**INPUT RECORDS:**
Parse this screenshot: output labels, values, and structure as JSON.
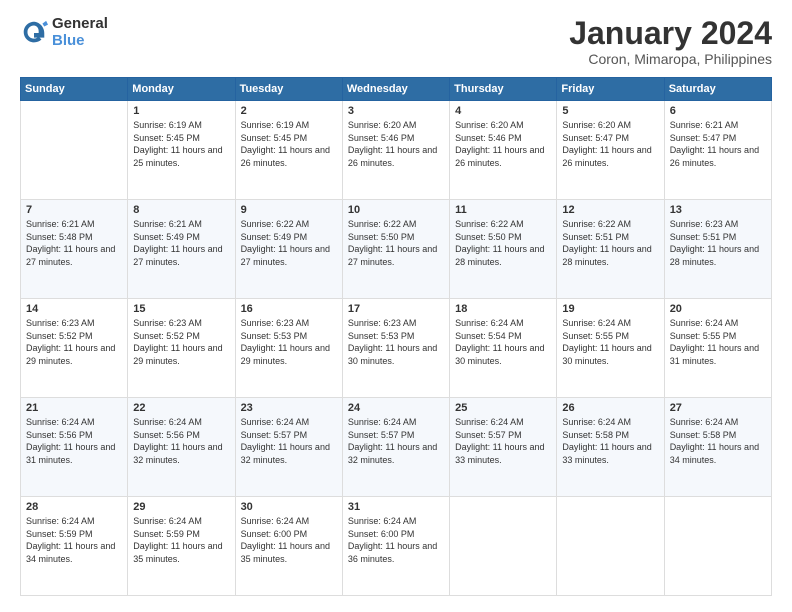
{
  "logo": {
    "general": "General",
    "blue": "Blue"
  },
  "title": {
    "month": "January 2024",
    "location": "Coron, Mimaropa, Philippines"
  },
  "headers": [
    "Sunday",
    "Monday",
    "Tuesday",
    "Wednesday",
    "Thursday",
    "Friday",
    "Saturday"
  ],
  "weeks": [
    [
      {
        "day": "",
        "sunrise": "",
        "sunset": "",
        "daylight": ""
      },
      {
        "day": "1",
        "sunrise": "Sunrise: 6:19 AM",
        "sunset": "Sunset: 5:45 PM",
        "daylight": "Daylight: 11 hours and 25 minutes."
      },
      {
        "day": "2",
        "sunrise": "Sunrise: 6:19 AM",
        "sunset": "Sunset: 5:45 PM",
        "daylight": "Daylight: 11 hours and 26 minutes."
      },
      {
        "day": "3",
        "sunrise": "Sunrise: 6:20 AM",
        "sunset": "Sunset: 5:46 PM",
        "daylight": "Daylight: 11 hours and 26 minutes."
      },
      {
        "day": "4",
        "sunrise": "Sunrise: 6:20 AM",
        "sunset": "Sunset: 5:46 PM",
        "daylight": "Daylight: 11 hours and 26 minutes."
      },
      {
        "day": "5",
        "sunrise": "Sunrise: 6:20 AM",
        "sunset": "Sunset: 5:47 PM",
        "daylight": "Daylight: 11 hours and 26 minutes."
      },
      {
        "day": "6",
        "sunrise": "Sunrise: 6:21 AM",
        "sunset": "Sunset: 5:47 PM",
        "daylight": "Daylight: 11 hours and 26 minutes."
      }
    ],
    [
      {
        "day": "7",
        "sunrise": "Sunrise: 6:21 AM",
        "sunset": "Sunset: 5:48 PM",
        "daylight": "Daylight: 11 hours and 27 minutes."
      },
      {
        "day": "8",
        "sunrise": "Sunrise: 6:21 AM",
        "sunset": "Sunset: 5:49 PM",
        "daylight": "Daylight: 11 hours and 27 minutes."
      },
      {
        "day": "9",
        "sunrise": "Sunrise: 6:22 AM",
        "sunset": "Sunset: 5:49 PM",
        "daylight": "Daylight: 11 hours and 27 minutes."
      },
      {
        "day": "10",
        "sunrise": "Sunrise: 6:22 AM",
        "sunset": "Sunset: 5:50 PM",
        "daylight": "Daylight: 11 hours and 27 minutes."
      },
      {
        "day": "11",
        "sunrise": "Sunrise: 6:22 AM",
        "sunset": "Sunset: 5:50 PM",
        "daylight": "Daylight: 11 hours and 28 minutes."
      },
      {
        "day": "12",
        "sunrise": "Sunrise: 6:22 AM",
        "sunset": "Sunset: 5:51 PM",
        "daylight": "Daylight: 11 hours and 28 minutes."
      },
      {
        "day": "13",
        "sunrise": "Sunrise: 6:23 AM",
        "sunset": "Sunset: 5:51 PM",
        "daylight": "Daylight: 11 hours and 28 minutes."
      }
    ],
    [
      {
        "day": "14",
        "sunrise": "Sunrise: 6:23 AM",
        "sunset": "Sunset: 5:52 PM",
        "daylight": "Daylight: 11 hours and 29 minutes."
      },
      {
        "day": "15",
        "sunrise": "Sunrise: 6:23 AM",
        "sunset": "Sunset: 5:52 PM",
        "daylight": "Daylight: 11 hours and 29 minutes."
      },
      {
        "day": "16",
        "sunrise": "Sunrise: 6:23 AM",
        "sunset": "Sunset: 5:53 PM",
        "daylight": "Daylight: 11 hours and 29 minutes."
      },
      {
        "day": "17",
        "sunrise": "Sunrise: 6:23 AM",
        "sunset": "Sunset: 5:53 PM",
        "daylight": "Daylight: 11 hours and 30 minutes."
      },
      {
        "day": "18",
        "sunrise": "Sunrise: 6:24 AM",
        "sunset": "Sunset: 5:54 PM",
        "daylight": "Daylight: 11 hours and 30 minutes."
      },
      {
        "day": "19",
        "sunrise": "Sunrise: 6:24 AM",
        "sunset": "Sunset: 5:55 PM",
        "daylight": "Daylight: 11 hours and 30 minutes."
      },
      {
        "day": "20",
        "sunrise": "Sunrise: 6:24 AM",
        "sunset": "Sunset: 5:55 PM",
        "daylight": "Daylight: 11 hours and 31 minutes."
      }
    ],
    [
      {
        "day": "21",
        "sunrise": "Sunrise: 6:24 AM",
        "sunset": "Sunset: 5:56 PM",
        "daylight": "Daylight: 11 hours and 31 minutes."
      },
      {
        "day": "22",
        "sunrise": "Sunrise: 6:24 AM",
        "sunset": "Sunset: 5:56 PM",
        "daylight": "Daylight: 11 hours and 32 minutes."
      },
      {
        "day": "23",
        "sunrise": "Sunrise: 6:24 AM",
        "sunset": "Sunset: 5:57 PM",
        "daylight": "Daylight: 11 hours and 32 minutes."
      },
      {
        "day": "24",
        "sunrise": "Sunrise: 6:24 AM",
        "sunset": "Sunset: 5:57 PM",
        "daylight": "Daylight: 11 hours and 32 minutes."
      },
      {
        "day": "25",
        "sunrise": "Sunrise: 6:24 AM",
        "sunset": "Sunset: 5:57 PM",
        "daylight": "Daylight: 11 hours and 33 minutes."
      },
      {
        "day": "26",
        "sunrise": "Sunrise: 6:24 AM",
        "sunset": "Sunset: 5:58 PM",
        "daylight": "Daylight: 11 hours and 33 minutes."
      },
      {
        "day": "27",
        "sunrise": "Sunrise: 6:24 AM",
        "sunset": "Sunset: 5:58 PM",
        "daylight": "Daylight: 11 hours and 34 minutes."
      }
    ],
    [
      {
        "day": "28",
        "sunrise": "Sunrise: 6:24 AM",
        "sunset": "Sunset: 5:59 PM",
        "daylight": "Daylight: 11 hours and 34 minutes."
      },
      {
        "day": "29",
        "sunrise": "Sunrise: 6:24 AM",
        "sunset": "Sunset: 5:59 PM",
        "daylight": "Daylight: 11 hours and 35 minutes."
      },
      {
        "day": "30",
        "sunrise": "Sunrise: 6:24 AM",
        "sunset": "Sunset: 6:00 PM",
        "daylight": "Daylight: 11 hours and 35 minutes."
      },
      {
        "day": "31",
        "sunrise": "Sunrise: 6:24 AM",
        "sunset": "Sunset: 6:00 PM",
        "daylight": "Daylight: 11 hours and 36 minutes."
      },
      {
        "day": "",
        "sunrise": "",
        "sunset": "",
        "daylight": ""
      },
      {
        "day": "",
        "sunrise": "",
        "sunset": "",
        "daylight": ""
      },
      {
        "day": "",
        "sunrise": "",
        "sunset": "",
        "daylight": ""
      }
    ]
  ]
}
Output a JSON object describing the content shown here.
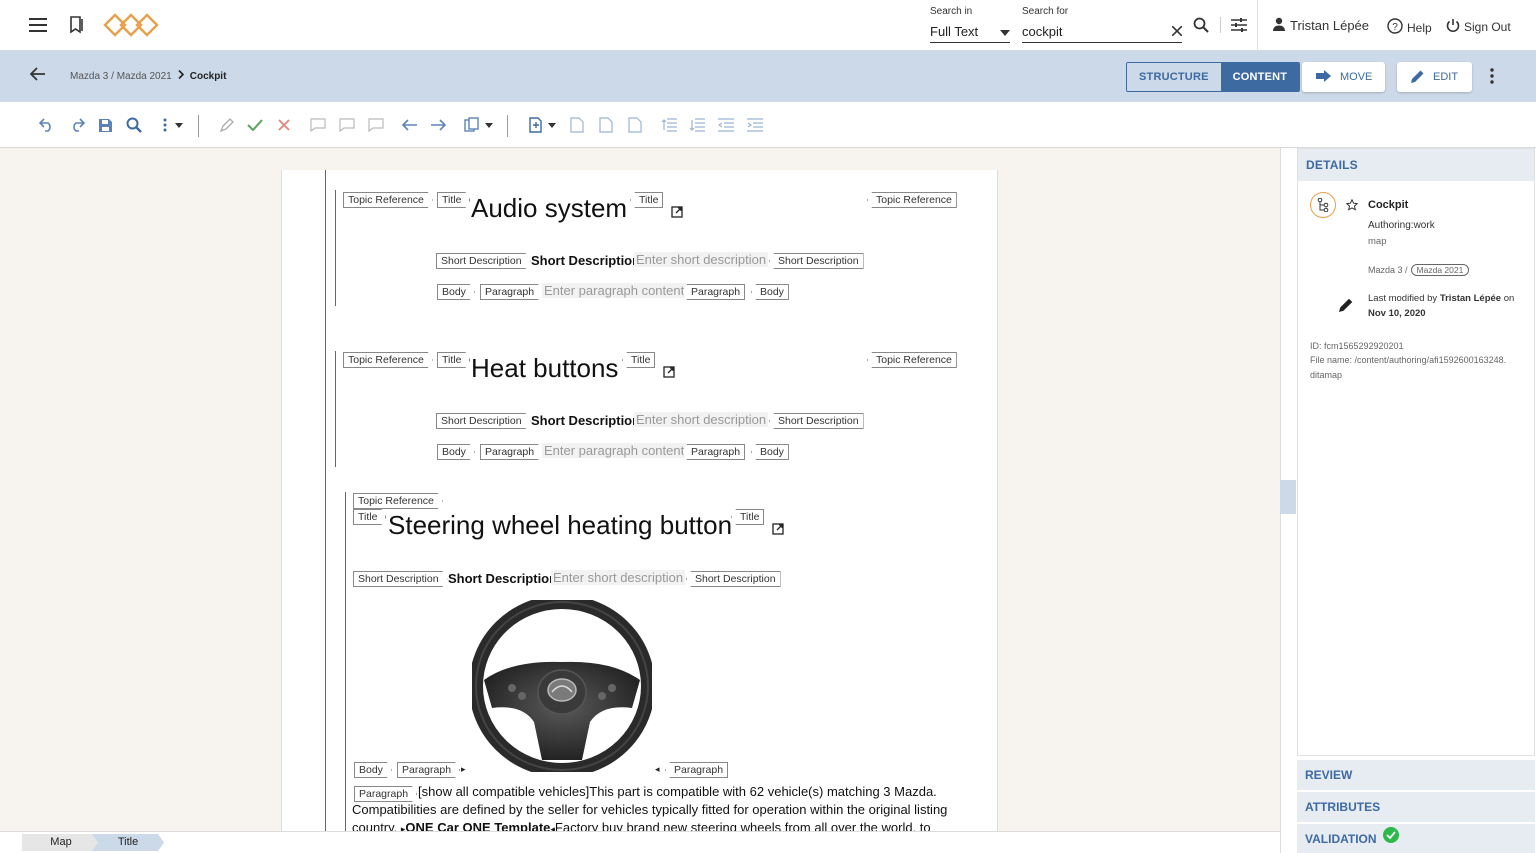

**GIVEN REQUEST:**
Write out every line from the entries where "JSON" appears.

**SOLUTION FOR THIS PROBLEM:**
Parse this screenshot: output labels, values, and structure as JSON.
Output a JSON object describing the content shown here.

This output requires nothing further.